EXERCISE: Repeat the material exactly, leaving nothing out.

AVAILABLE DATA:

====================

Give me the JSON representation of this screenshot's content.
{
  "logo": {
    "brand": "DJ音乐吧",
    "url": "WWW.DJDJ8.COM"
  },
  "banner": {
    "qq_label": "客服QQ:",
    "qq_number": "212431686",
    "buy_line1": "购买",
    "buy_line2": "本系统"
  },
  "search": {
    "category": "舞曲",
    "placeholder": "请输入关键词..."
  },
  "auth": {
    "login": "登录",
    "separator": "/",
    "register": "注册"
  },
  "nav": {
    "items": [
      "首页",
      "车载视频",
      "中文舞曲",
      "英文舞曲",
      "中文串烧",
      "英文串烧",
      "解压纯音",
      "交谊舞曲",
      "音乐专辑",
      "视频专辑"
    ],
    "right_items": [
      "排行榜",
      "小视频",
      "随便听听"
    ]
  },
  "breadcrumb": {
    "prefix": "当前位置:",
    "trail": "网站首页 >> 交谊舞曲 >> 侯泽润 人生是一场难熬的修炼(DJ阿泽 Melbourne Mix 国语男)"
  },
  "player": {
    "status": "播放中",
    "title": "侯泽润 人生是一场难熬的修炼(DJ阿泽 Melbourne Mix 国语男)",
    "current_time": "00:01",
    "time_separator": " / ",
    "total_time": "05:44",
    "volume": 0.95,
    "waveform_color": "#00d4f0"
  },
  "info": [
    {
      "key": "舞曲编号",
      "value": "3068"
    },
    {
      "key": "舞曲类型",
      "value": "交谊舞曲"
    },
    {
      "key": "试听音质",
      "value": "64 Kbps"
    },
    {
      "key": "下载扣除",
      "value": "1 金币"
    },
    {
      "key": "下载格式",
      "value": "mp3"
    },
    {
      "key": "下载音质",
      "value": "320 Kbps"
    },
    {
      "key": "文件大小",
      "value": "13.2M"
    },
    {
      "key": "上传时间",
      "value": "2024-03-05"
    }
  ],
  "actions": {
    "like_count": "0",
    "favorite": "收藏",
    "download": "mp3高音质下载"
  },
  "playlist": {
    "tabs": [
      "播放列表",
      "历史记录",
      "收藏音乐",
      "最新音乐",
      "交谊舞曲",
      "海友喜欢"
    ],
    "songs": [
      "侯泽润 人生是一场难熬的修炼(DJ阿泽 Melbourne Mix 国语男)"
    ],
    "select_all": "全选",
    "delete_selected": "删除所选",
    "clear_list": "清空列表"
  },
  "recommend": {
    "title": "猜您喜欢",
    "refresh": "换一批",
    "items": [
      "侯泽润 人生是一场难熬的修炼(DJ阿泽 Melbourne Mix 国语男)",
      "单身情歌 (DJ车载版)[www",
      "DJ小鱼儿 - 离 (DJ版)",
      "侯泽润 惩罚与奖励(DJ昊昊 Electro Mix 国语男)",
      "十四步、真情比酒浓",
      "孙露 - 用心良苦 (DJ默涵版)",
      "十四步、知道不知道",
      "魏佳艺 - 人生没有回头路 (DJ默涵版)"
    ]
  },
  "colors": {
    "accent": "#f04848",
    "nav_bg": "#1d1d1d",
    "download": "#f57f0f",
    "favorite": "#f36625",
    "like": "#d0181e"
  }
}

====================

SOLVED EXERCISE:
Give me the JSON representation of this screenshot's content.
{
  "logo": {
    "brand": "DJ音乐吧",
    "url": "WWW.DJDJ8.COM"
  },
  "banner": {
    "qq_label": "客服QQ:",
    "qq_number": "212431686",
    "buy_line1": "购买",
    "buy_line2": "本系统"
  },
  "search": {
    "category": "舞曲",
    "placeholder": "请输入关键词..."
  },
  "auth": {
    "login": "登录",
    "separator": "/",
    "register": "注册"
  },
  "nav": {
    "items": [
      "首页",
      "车载视频",
      "中文舞曲",
      "英文舞曲",
      "中文串烧",
      "英文串烧",
      "解压纯音",
      "交谊舞曲",
      "音乐专辑",
      "视频专辑"
    ],
    "right_items": [
      "排行榜",
      "小视频",
      "随便听听"
    ]
  },
  "breadcrumb": {
    "prefix": "当前位置:",
    "trail": "网站首页 >> 交谊舞曲 >> 侯泽润 人生是一场难熬的修炼(DJ阿泽 Melbourne Mix 国语男)"
  },
  "player": {
    "status": "播放中",
    "title": "侯泽润 人生是一场难熬的修炼(DJ阿泽 Melbourne Mix 国语男)",
    "current_time": "00:01",
    "time_separator": " / ",
    "total_time": "05:44",
    "volume": 0.95,
    "waveform_color": "#00d4f0"
  },
  "info": [
    {
      "key": "舞曲编号",
      "value": "3068"
    },
    {
      "key": "舞曲类型",
      "value": "交谊舞曲"
    },
    {
      "key": "试听音质",
      "value": "64 Kbps"
    },
    {
      "key": "下载扣除",
      "value": "1 金币"
    },
    {
      "key": "下载格式",
      "value": "mp3"
    },
    {
      "key": "下载音质",
      "value": "320 Kbps"
    },
    {
      "key": "文件大小",
      "value": "13.2M"
    },
    {
      "key": "上传时间",
      "value": "2024-03-05"
    }
  ],
  "actions": {
    "like_count": "0",
    "favorite": "收藏",
    "download": "mp3高音质下载"
  },
  "playlist": {
    "tabs": [
      "播放列表",
      "历史记录",
      "收藏音乐",
      "最新音乐",
      "交谊舞曲",
      "海友喜欢"
    ],
    "songs": [
      "侯泽润 人生是一场难熬的修炼(DJ阿泽 Melbourne Mix 国语男)"
    ],
    "select_all": "全选",
    "delete_selected": "删除所选",
    "clear_list": "清空列表"
  },
  "recommend": {
    "title": "猜您喜欢",
    "refresh": "换一批",
    "items": [
      "侯泽润 人生是一场难熬的修炼(DJ阿泽 Melbourne Mix 国语男)",
      "单身情歌 (DJ车载版)[www",
      "DJ小鱼儿 - 离 (DJ版)",
      "侯泽润 惩罚与奖励(DJ昊昊 Electro Mix 国语男)",
      "十四步、真情比酒浓",
      "孙露 - 用心良苦 (DJ默涵版)",
      "十四步、知道不知道",
      "魏佳艺 - 人生没有回头路 (DJ默涵版)"
    ]
  },
  "colors": {
    "accent": "#f04848",
    "nav_bg": "#1d1d1d",
    "download": "#f57f0f",
    "favorite": "#f36625",
    "like": "#d0181e"
  }
}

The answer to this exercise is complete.